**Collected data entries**
-*-
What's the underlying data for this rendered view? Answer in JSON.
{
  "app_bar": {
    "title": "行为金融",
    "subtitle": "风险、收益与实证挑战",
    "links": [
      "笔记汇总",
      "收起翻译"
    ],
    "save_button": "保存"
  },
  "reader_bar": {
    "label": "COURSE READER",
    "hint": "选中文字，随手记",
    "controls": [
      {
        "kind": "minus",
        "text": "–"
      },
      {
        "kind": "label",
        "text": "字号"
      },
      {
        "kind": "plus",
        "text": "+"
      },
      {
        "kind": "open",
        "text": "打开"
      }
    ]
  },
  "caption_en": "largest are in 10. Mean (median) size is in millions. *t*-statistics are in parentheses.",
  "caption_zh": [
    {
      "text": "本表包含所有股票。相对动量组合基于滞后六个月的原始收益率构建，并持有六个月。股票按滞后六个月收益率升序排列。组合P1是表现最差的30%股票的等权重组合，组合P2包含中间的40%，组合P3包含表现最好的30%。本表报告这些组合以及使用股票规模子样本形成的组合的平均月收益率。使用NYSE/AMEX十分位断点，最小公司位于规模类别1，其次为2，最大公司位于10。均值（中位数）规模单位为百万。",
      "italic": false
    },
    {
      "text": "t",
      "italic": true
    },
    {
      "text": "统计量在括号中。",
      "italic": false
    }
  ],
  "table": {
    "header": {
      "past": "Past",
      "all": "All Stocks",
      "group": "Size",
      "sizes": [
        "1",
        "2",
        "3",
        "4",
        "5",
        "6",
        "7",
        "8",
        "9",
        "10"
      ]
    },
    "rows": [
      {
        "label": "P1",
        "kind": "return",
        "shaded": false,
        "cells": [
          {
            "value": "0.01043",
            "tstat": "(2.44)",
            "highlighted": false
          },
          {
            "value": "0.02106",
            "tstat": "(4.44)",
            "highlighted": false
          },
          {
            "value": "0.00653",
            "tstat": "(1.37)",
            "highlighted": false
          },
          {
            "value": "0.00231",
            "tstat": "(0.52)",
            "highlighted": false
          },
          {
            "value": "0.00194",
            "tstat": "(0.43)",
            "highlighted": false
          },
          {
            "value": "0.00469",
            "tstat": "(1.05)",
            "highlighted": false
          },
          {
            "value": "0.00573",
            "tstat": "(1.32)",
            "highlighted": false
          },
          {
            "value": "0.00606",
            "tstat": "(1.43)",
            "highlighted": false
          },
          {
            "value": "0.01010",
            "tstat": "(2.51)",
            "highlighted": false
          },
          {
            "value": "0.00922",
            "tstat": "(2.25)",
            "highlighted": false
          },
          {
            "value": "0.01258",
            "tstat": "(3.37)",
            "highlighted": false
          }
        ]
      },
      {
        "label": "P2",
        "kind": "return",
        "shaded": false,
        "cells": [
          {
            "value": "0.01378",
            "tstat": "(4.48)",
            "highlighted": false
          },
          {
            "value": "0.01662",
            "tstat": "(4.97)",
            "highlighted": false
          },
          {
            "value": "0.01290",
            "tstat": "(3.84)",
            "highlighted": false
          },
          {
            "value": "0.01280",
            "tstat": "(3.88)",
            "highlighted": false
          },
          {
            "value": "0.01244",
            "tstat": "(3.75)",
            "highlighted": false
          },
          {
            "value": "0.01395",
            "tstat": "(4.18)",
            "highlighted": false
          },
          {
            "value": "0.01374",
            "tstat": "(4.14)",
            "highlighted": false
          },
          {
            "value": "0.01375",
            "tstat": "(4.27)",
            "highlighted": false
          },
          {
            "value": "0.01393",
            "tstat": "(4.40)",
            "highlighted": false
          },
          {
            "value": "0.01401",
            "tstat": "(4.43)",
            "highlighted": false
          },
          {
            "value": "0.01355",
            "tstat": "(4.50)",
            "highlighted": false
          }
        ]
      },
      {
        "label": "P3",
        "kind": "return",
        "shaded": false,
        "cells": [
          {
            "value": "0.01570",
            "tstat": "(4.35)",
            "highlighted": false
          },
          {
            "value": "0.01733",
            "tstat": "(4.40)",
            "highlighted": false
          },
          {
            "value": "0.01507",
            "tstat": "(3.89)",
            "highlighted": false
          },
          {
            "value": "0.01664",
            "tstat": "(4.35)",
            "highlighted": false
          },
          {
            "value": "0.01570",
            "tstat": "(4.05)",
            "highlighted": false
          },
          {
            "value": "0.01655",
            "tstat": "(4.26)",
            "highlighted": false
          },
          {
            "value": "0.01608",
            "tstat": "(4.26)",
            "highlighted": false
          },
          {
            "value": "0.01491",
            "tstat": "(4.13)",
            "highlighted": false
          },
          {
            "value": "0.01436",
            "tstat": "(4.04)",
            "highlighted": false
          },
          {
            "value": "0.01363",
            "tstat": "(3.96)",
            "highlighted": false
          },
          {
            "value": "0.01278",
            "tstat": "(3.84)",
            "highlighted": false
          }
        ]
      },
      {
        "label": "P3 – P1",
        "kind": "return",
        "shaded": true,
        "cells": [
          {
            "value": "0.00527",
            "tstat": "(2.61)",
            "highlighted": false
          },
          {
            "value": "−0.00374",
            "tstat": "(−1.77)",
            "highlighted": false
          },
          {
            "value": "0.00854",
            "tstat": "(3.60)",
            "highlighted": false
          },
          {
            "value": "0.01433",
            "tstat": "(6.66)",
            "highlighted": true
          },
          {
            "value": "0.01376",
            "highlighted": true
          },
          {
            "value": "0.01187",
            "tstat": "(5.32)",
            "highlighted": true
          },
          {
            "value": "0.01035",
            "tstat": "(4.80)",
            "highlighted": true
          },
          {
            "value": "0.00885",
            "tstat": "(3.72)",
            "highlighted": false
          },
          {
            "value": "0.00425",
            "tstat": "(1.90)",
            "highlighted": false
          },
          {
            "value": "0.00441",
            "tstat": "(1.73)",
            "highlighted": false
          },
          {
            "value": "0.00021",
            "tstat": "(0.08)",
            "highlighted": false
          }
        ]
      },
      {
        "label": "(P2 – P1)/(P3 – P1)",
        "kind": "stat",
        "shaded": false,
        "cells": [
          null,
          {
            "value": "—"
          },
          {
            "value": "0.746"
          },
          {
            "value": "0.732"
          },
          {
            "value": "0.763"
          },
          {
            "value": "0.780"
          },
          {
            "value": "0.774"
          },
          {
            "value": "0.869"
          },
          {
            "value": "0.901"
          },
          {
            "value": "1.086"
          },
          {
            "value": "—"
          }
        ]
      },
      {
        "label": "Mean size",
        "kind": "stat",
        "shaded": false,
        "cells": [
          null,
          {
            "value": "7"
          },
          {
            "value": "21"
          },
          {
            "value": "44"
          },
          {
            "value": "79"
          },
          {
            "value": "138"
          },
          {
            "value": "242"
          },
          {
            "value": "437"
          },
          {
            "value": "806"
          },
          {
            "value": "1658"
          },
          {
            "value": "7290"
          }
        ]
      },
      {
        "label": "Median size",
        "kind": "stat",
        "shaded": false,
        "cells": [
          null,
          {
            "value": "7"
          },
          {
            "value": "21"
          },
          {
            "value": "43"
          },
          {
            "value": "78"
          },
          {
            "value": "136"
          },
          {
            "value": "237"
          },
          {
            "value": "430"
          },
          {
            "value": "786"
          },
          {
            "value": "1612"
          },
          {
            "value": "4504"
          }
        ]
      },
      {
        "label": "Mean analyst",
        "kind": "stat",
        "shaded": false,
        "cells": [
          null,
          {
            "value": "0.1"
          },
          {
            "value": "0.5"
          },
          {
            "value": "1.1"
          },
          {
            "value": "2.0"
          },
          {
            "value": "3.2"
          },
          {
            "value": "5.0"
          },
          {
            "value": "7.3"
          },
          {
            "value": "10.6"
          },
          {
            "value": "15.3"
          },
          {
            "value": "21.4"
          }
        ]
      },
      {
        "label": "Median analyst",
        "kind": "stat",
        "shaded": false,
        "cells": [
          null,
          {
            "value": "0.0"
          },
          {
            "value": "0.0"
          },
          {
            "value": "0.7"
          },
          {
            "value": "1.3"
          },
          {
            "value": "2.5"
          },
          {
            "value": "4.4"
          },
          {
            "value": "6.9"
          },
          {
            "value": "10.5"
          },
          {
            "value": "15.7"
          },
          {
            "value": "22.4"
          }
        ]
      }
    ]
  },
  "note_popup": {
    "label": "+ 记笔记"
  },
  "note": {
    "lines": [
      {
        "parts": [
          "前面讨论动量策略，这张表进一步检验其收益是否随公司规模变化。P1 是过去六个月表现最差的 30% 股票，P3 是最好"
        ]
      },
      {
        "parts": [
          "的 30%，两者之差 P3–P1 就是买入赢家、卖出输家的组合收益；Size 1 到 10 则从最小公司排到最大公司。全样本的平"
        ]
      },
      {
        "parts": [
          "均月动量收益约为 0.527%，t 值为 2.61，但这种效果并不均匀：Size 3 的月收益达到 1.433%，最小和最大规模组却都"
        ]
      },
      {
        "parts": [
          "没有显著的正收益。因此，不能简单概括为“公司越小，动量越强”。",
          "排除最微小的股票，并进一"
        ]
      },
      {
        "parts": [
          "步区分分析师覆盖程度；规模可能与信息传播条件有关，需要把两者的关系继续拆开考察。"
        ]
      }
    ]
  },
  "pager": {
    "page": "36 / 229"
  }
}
-*-
**AIM OF THE EXERCISE**
Select every line in the records above that contains the word "text".

**TASK OUTPUT**
        "text": "–"
        "text": "字号"
        "text": "+"
        "text": "打开"
      "text": "本表包含所有股票。相对动量组合基于滞后六个月的原始收益率构建，并持有六个月。股票按滞后六个月收益率升序排列。组合P1是表现最差的30%股票的等权重组合，组合P2包含中间的40%，组合P3包含表现最好的30%。本表报告这些组合以及使用股票规模子样本形成的组合的平均月收益率。使用NYSE/AMEX十分位断点，最小公司位于规模类别1，其次为2，最大公司位于10。均值（中位数）规模单位为百万。",
      "text": "t",
      "text": "统计量在括号中。",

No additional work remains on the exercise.